Task goal:
Reproduce every line of the listing below word for word.

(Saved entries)
***

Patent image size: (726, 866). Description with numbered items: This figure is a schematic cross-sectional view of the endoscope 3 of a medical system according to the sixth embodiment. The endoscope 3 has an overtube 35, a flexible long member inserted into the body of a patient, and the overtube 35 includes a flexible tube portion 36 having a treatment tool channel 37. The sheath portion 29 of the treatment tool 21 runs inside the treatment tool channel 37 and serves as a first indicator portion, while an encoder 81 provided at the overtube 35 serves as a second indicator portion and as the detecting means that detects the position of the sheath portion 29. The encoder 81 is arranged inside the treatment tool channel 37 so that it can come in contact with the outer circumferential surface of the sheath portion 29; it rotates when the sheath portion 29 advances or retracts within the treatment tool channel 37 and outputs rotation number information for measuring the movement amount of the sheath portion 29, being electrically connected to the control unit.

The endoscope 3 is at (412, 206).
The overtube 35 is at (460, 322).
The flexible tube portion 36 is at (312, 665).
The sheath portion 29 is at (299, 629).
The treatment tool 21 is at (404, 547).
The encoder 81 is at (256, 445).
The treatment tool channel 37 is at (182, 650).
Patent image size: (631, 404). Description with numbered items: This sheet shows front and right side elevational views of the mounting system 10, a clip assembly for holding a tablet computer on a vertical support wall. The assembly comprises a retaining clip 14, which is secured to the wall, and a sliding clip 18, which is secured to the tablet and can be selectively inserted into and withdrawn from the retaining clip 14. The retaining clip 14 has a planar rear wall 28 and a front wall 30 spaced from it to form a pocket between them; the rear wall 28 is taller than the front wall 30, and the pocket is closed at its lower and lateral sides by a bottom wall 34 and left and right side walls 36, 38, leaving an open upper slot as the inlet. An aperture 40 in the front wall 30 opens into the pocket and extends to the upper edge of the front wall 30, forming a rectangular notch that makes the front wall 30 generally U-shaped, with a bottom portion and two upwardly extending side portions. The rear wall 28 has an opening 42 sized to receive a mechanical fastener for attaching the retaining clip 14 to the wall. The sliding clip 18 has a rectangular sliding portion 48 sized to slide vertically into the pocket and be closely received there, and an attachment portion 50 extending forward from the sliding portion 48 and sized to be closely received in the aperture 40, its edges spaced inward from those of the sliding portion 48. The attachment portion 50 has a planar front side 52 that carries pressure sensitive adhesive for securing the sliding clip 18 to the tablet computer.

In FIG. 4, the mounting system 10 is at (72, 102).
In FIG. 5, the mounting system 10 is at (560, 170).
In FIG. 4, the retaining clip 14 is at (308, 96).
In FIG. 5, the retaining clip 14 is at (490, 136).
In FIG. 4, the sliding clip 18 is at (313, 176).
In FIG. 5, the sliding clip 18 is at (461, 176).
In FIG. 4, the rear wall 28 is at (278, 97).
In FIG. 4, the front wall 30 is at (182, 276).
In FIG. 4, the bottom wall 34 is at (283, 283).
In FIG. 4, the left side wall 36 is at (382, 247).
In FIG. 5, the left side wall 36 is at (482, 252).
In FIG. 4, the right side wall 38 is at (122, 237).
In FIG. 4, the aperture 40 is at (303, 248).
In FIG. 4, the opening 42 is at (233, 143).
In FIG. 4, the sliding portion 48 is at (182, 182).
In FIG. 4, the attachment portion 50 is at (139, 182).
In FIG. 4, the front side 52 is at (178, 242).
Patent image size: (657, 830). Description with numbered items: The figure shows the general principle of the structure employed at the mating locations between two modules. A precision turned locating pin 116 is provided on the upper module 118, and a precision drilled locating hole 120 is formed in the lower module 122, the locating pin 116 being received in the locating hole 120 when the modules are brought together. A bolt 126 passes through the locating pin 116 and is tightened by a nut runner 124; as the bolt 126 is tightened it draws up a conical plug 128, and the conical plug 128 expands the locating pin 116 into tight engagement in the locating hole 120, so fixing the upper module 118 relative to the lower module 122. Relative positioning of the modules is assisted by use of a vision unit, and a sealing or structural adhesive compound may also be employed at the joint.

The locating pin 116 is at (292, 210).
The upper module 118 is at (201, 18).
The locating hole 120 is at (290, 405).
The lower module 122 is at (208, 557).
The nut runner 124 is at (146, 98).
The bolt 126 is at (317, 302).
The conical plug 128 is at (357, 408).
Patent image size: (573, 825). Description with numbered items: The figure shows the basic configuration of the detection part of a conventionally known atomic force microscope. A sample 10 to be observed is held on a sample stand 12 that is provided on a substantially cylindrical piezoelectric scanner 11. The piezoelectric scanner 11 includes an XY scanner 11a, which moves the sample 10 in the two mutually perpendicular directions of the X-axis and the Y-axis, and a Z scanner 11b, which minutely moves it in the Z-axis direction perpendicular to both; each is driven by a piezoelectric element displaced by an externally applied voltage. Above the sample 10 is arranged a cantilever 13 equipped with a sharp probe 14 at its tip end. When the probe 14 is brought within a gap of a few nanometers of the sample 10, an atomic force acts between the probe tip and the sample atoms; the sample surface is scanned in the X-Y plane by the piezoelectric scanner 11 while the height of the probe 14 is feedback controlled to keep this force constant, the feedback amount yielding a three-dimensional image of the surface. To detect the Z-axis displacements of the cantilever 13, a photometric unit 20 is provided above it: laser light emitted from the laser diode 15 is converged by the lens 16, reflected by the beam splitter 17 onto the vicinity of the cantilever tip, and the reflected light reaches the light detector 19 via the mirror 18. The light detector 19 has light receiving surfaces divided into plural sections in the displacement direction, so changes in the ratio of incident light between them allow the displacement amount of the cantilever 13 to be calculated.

***

Result of this exercise:
Patent image size: (726, 866). Description with numbered items: This figure is a schematic cross-sectional view of the endoscope 3 of a medical system according to the sixth embodiment. The endoscope 3 has an overtube 35, a flexible long member inserted into the body of a patient, and the overtube 35 includes a flexible tube portion 36 having a treatment tool channel 37. The sheath portion 29 of the treatment tool 21 runs inside the treatment tool channel 37 and serves as a first indicator portion, while an encoder 81 provided at the overtube 35 serves as a second indicator portion and as the detecting means that detects the position of the sheath portion 29. The encoder 81 is arranged inside the treatment tool channel 37 so that it can come in contact with the outer circumferential surface of the sheath portion 29; it rotates when the sheath portion 29 advances or retracts within the treatment tool channel 37 and outputs rotation number information for measuring the movement amount of the sheath portion 29, being electrically connected to the control unit.

The endoscope 3 is at (412, 206).
The overtube 35 is at (460, 322).
The flexible tube portion 36 is at (312, 665).
The sheath portion 29 is at (299, 629).
The treatment tool 21 is at (404, 547).
The encoder 81 is at (256, 445).
The treatment tool channel 37 is at (182, 650).
Patent image size: (631, 404). Description with numbered items: This sheet shows front and right side elevational views of the mounting system 10, a clip assembly for holding a tablet computer on a vertical support wall. The assembly comprises a retaining clip 14, which is secured to the wall, and a sliding clip 18, which is secured to the tablet and can be selectively inserted into and withdrawn from the retaining clip 14. The retaining clip 14 has a planar rear wall 28 and a front wall 30 spaced from it to form a pocket between them; the rear wall 28 is taller than the front wall 30, and the pocket is closed at its lower and lateral sides by a bottom wall 34 and left and right side walls 36, 38, leaving an open upper slot as the inlet. An aperture 40 in the front wall 30 opens into the pocket and extends to the upper edge of the front wall 30, forming a rectangular notch that makes the front wall 30 generally U-shaped, with a bottom portion and two upwardly extending side portions. The rear wall 28 has an opening 42 sized to receive a mechanical fastener for attaching the retaining clip 14 to the wall. The sliding clip 18 has a rectangular sliding portion 48 sized to slide vertically into the pocket and be closely received there, and an attachment portion 50 extending forward from the sliding portion 48 and sized to be closely received in the aperture 40, its edges spaced inward from those of the sliding portion 48. The attachment portion 50 has a planar front side 52 that carries pressure sensitive adhesive for securing the sliding clip 18 to the tablet computer.

In FIG. 4, the mounting system 10 is at (72, 102).
In FIG. 5, the mounting system 10 is at (560, 170).
In FIG. 4, the retaining clip 14 is at (308, 96).
In FIG. 5, the retaining clip 14 is at (490, 136).
In FIG. 4, the sliding clip 18 is at (313, 176).
In FIG. 5, the sliding clip 18 is at (461, 176).
In FIG. 4, the rear wall 28 is at (278, 97).
In FIG. 4, the front wall 30 is at (182, 276).
In FIG. 4, the bottom wall 34 is at (283, 283).
In FIG. 4, the left side wall 36 is at (382, 247).
In FIG. 5, the left side wall 36 is at (482, 252).
In FIG. 4, the right side wall 38 is at (122, 237).
In FIG. 4, the aperture 40 is at (303, 248).
In FIG. 4, the opening 42 is at (233, 143).
In FIG. 4, the sliding portion 48 is at (182, 182).
In FIG. 4, the attachment portion 50 is at (139, 182).
In FIG. 4, the front side 52 is at (178, 242).
Patent image size: (657, 830). Description with numbered items: The figure shows the general principle of the structure employed at the mating locations between two modules. A precision turned locating pin 116 is provided on the upper module 118, and a precision drilled locating hole 120 is formed in the lower module 122, the locating pin 116 being received in the locating hole 120 when the modules are brought together. A bolt 126 passes through the locating pin 116 and is tightened by a nut runner 124; as the bolt 126 is tightened it draws up a conical plug 128, and the conical plug 128 expands the locating pin 116 into tight engagement in the locating hole 120, so fixing the upper module 118 relative to the lower module 122. Relative positioning of the modules is assisted by use of a vision unit, and a sealing or structural adhesive compound may also be employed at the joint.

The locating pin 116 is at (292, 210).
The upper module 118 is at (201, 18).
The locating hole 120 is at (290, 405).
The lower module 122 is at (208, 557).
The nut runner 124 is at (146, 98).
The bolt 126 is at (317, 302).
The conical plug 128 is at (357, 408).
Patent image size: (573, 825). Description with numbered items: The figure shows the basic configuration of the detection part of a conventionally known atomic force microscope. A sample 10 to be observed is held on a sample stand 12 that is provided on a substantially cylindrical piezoelectric scanner 11. The piezoelectric scanner 11 includes an XY scanner 11a, which moves the sample 10 in the two mutually perpendicular directions of the X-axis and the Y-axis, and a Z scanner 11b, which minutely moves it in the Z-axis direction perpendicular to both; each is driven by a piezoelectric element displaced by an externally applied voltage. Above the sample 10 is arranged a cantilever 13 equipped with a sharp probe 14 at its tip end. When the probe 14 is brought within a gap of a few nanometers of the sample 10, an atomic force acts between the probe tip and the sample atoms; the sample surface is scanned in the X-Y plane by the piezoelectric scanner 11 while the height of the probe 14 is feedback controlled to keep this force constant, the feedback amount yielding a three-dimensional image of the surface. To detect the Z-axis displacements of the cantilever 13, a photometric unit 20 is provided above it: laser light emitted from the laser diode 15 is converged by the lens 16, reflected by the beam splitter 17 onto the vicinity of the cantilever tip, and the reflected light reaches the light detector 19 via the mirror 18. The light detector 19 has light receiving surfaces divided into plural sections in the displacement direction, so changes in the ratio of incident light between them allow the displacement amount of the cantilever 13 to be calculated.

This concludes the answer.